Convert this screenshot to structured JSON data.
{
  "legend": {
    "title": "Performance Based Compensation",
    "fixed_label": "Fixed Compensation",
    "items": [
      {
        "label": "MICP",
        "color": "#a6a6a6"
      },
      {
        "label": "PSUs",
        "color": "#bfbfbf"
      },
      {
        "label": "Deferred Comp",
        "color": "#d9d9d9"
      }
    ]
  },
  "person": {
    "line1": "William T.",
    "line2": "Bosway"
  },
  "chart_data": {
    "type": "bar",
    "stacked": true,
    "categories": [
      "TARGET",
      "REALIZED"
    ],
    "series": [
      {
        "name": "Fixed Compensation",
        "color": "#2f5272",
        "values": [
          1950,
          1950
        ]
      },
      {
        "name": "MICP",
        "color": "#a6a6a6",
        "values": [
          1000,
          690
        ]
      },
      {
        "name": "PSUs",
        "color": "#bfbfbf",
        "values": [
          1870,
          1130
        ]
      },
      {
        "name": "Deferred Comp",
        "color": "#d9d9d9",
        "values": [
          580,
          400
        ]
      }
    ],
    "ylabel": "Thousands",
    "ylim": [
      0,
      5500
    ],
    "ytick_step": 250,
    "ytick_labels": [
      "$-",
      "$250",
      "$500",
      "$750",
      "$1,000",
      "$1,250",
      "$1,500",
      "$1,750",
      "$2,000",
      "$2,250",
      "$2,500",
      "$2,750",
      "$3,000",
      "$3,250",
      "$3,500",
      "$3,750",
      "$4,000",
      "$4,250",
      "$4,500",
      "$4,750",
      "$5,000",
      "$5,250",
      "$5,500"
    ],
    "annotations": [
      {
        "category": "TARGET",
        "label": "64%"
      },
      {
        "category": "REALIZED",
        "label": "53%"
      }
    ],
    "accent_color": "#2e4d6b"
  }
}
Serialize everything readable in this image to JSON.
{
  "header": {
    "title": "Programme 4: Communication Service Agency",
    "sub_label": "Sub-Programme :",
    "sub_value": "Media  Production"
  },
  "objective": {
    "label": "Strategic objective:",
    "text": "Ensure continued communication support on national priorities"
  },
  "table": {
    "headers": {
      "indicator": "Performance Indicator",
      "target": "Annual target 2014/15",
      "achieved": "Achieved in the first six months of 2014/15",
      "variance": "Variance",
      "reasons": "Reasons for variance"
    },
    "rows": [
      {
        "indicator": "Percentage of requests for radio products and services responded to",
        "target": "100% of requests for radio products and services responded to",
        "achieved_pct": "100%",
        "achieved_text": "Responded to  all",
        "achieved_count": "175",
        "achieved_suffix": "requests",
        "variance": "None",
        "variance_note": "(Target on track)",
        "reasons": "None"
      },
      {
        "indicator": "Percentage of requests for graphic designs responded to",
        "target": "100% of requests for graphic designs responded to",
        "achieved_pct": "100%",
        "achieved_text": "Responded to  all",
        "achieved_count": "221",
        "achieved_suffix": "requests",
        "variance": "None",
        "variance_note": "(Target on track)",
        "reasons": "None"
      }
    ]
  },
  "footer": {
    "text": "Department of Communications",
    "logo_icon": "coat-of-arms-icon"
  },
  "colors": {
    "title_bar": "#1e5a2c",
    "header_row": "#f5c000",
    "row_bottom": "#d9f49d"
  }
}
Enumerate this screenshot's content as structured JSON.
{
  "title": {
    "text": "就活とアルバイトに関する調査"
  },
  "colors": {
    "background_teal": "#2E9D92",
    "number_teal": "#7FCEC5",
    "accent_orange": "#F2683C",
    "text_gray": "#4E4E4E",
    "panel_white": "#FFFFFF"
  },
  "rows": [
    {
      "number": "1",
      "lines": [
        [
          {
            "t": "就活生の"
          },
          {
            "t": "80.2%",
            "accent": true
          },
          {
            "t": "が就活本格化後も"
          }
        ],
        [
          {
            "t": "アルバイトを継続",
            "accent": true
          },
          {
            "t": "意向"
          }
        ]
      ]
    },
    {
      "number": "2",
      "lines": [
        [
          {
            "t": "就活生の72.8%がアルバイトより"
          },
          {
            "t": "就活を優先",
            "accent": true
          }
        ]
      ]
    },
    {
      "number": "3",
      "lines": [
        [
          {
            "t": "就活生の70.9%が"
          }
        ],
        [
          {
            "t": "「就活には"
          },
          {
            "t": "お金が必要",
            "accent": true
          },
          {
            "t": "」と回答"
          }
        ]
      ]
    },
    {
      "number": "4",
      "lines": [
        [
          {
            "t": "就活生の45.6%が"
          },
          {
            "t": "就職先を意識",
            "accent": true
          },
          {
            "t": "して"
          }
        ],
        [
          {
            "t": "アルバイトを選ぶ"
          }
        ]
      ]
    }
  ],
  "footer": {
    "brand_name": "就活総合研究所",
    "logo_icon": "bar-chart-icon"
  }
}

● PROBLEM STATEMENT
Find the lines of the material that hold the word "designs" and report their count alone.

● IN RESPONSE
2